***** EXERCISE MATERIAL
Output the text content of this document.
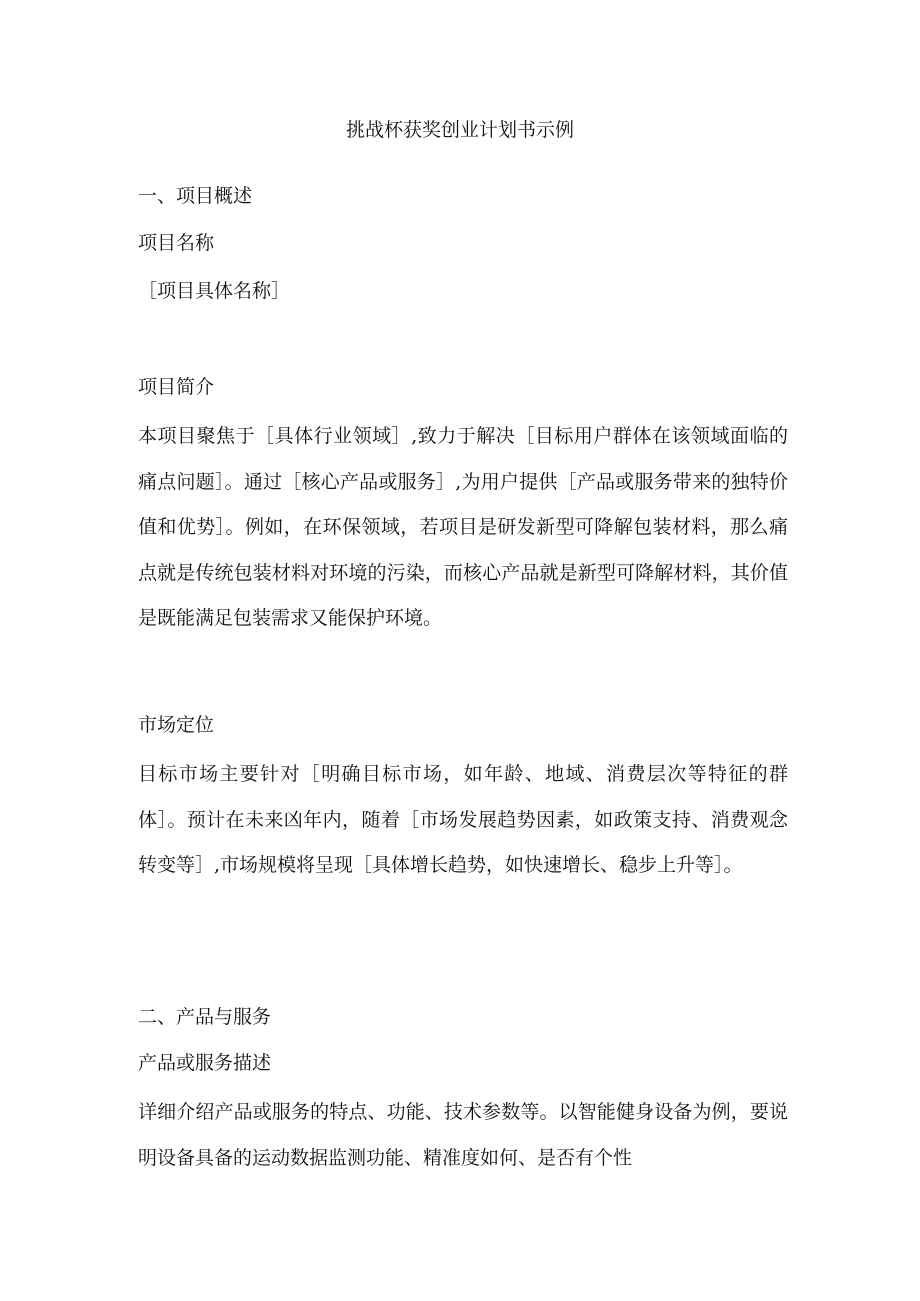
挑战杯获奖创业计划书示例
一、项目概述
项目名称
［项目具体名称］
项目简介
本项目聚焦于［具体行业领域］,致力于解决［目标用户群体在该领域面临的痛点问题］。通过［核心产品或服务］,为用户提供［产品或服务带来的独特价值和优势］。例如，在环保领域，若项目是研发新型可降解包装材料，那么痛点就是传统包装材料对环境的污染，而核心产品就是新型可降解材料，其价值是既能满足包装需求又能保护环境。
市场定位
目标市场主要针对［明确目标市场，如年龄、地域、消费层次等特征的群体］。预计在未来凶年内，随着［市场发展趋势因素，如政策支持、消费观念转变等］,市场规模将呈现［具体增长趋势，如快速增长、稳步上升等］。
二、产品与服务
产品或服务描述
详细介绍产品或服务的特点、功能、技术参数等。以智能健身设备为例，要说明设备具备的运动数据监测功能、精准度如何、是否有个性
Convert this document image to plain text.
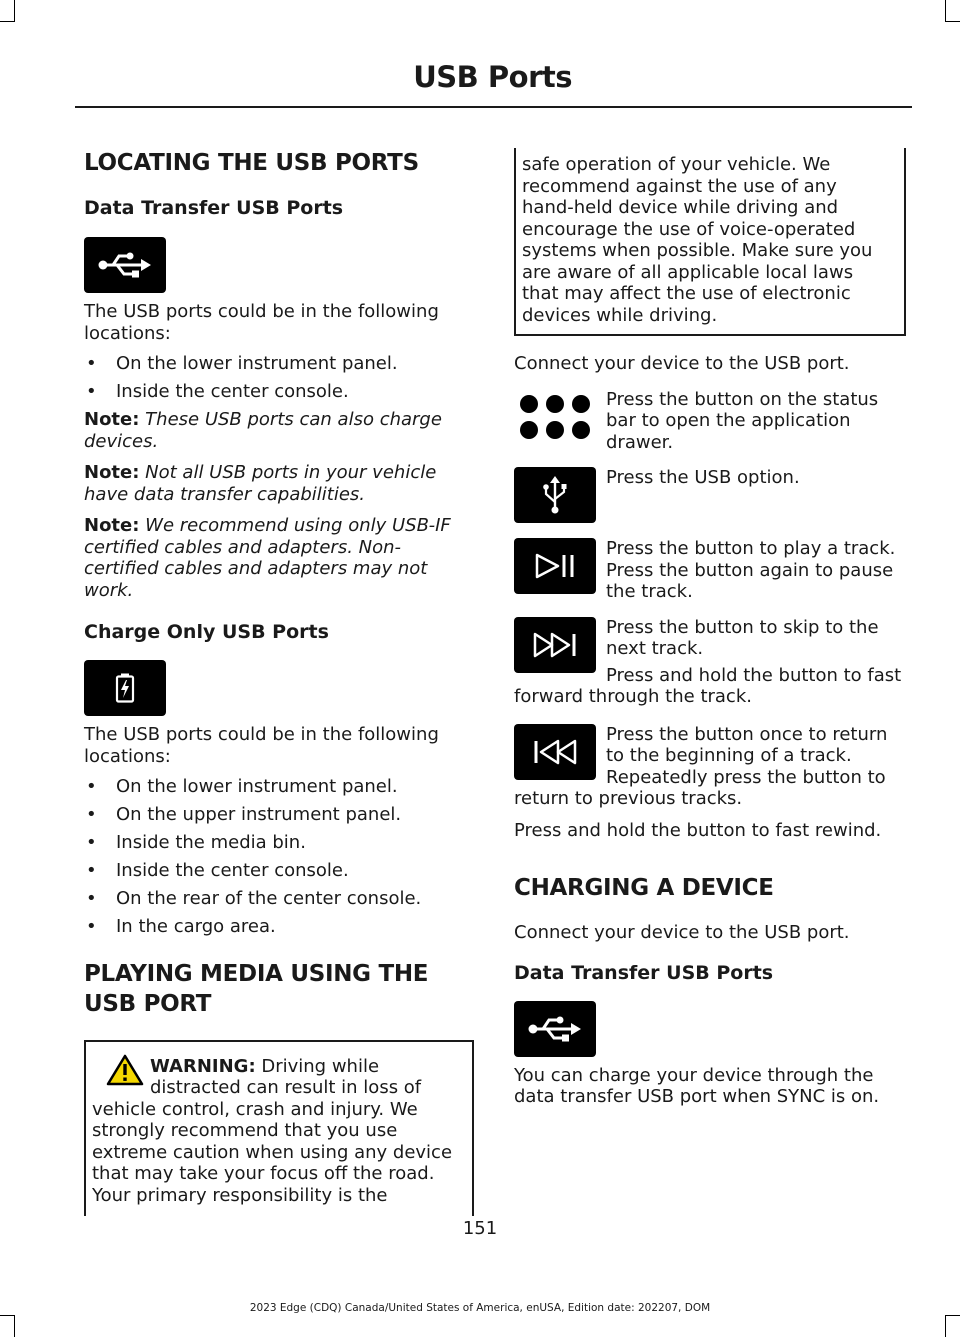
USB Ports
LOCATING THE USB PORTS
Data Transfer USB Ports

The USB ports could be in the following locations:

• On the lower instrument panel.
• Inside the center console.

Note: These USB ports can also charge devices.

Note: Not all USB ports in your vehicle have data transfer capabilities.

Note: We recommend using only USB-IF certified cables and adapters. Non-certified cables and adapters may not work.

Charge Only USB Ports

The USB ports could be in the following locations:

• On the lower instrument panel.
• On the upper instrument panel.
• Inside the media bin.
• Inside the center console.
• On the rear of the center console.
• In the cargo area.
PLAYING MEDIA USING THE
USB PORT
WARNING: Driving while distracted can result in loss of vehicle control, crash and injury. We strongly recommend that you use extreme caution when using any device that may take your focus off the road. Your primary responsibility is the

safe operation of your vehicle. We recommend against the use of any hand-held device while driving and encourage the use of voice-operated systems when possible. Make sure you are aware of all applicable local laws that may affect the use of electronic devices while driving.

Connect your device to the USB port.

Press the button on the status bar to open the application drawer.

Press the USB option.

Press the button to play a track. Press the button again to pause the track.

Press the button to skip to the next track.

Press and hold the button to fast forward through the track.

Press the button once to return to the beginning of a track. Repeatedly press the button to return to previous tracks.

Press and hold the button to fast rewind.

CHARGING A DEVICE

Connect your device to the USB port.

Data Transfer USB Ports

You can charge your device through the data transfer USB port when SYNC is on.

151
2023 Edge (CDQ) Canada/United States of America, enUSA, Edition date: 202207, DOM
**********
→ **WHAT TO WORK ON**
Repeat verbatim all the material, but not the pictures.

→ **FULL RESPONSE**
Output the text content of this document.
挑战杯获奖创业计划书示例
一、项目概述
项目名称
［项目具体名称］
项目简介
本项目聚焦于［具体行业领域］,致力于解决［目标用户群体在该领域面临的痛点问题］。通过［核心产品或服务］,为用户提供［产品或服务带来的独特价值和优势］。例如，在环保领域，若项目是研发新型可降解包装材料，那么痛点就是传统包装材料对环境的污染，而核心产品就是新型可降解材料，其价值是既能满足包装需求又能保护环境。
市场定位
目标市场主要针对［明确目标市场，如年龄、地域、消费层次等特征的群体］。预计在未来凶年内，随着［市场发展趋势因素，如政策支持、消费观念转变等］,市场规模将呈现［具体增长趋势，如快速增长、稳步上升等］。
二、产品与服务
产品或服务描述
详细介绍产品或服务的特点、功能、技术参数等。以智能健身设备为例，要说明设备具备的运动数据监测功能、精准度如何、是否有个性
Convert this document image to plain text.
USB Ports
LOCATING THE USB PORTS
Data Transfer USB Ports

The USB ports could be in the following locations:

• On the lower instrument panel.
• Inside the center console.

Note: These USB ports can also charge devices.

Note: Not all USB ports in your vehicle have data transfer capabilities.

Note: We recommend using only USB-IF certified cables and adapters. Non-certified cables and adapters may not work.

Charge Only USB Ports

The USB ports could be in the following locations:

• On the lower instrument panel.
• On the upper instrument panel.
• Inside the media bin.
• Inside the center console.
• On the rear of the center console.
• In the cargo area.
PLAYING MEDIA USING THE
USB PORT
WARNING: Driving while distracted can result in loss of vehicle control, crash and injury. We strongly recommend that you use extreme caution when using any device that may take your focus off the road. Your primary responsibility is the

safe operation of your vehicle. We recommend against the use of any hand-held device while driving and encourage the use of voice-operated systems when possible. Make sure you are aware of all applicable local laws that may affect the use of electronic devices while driving.

Connect your device to the USB port.

Press the button on the status bar to open the application drawer.

Press the USB option.

Press the button to play a track. Press the button again to pause the track.

Press the button to skip to the next track.

Press and hold the button to fast forward through the track.

Press the button once to return to the beginning of a track. Repeatedly press the button to return to previous tracks.

Press and hold the button to fast rewind.

CHARGING A DEVICE

Connect your device to the USB port.

Data Transfer USB Ports

You can charge your device through the data transfer USB port when SYNC is on.

151
2023 Edge (CDQ) Canada/United States of America, enUSA, Edition date: 202207, DOM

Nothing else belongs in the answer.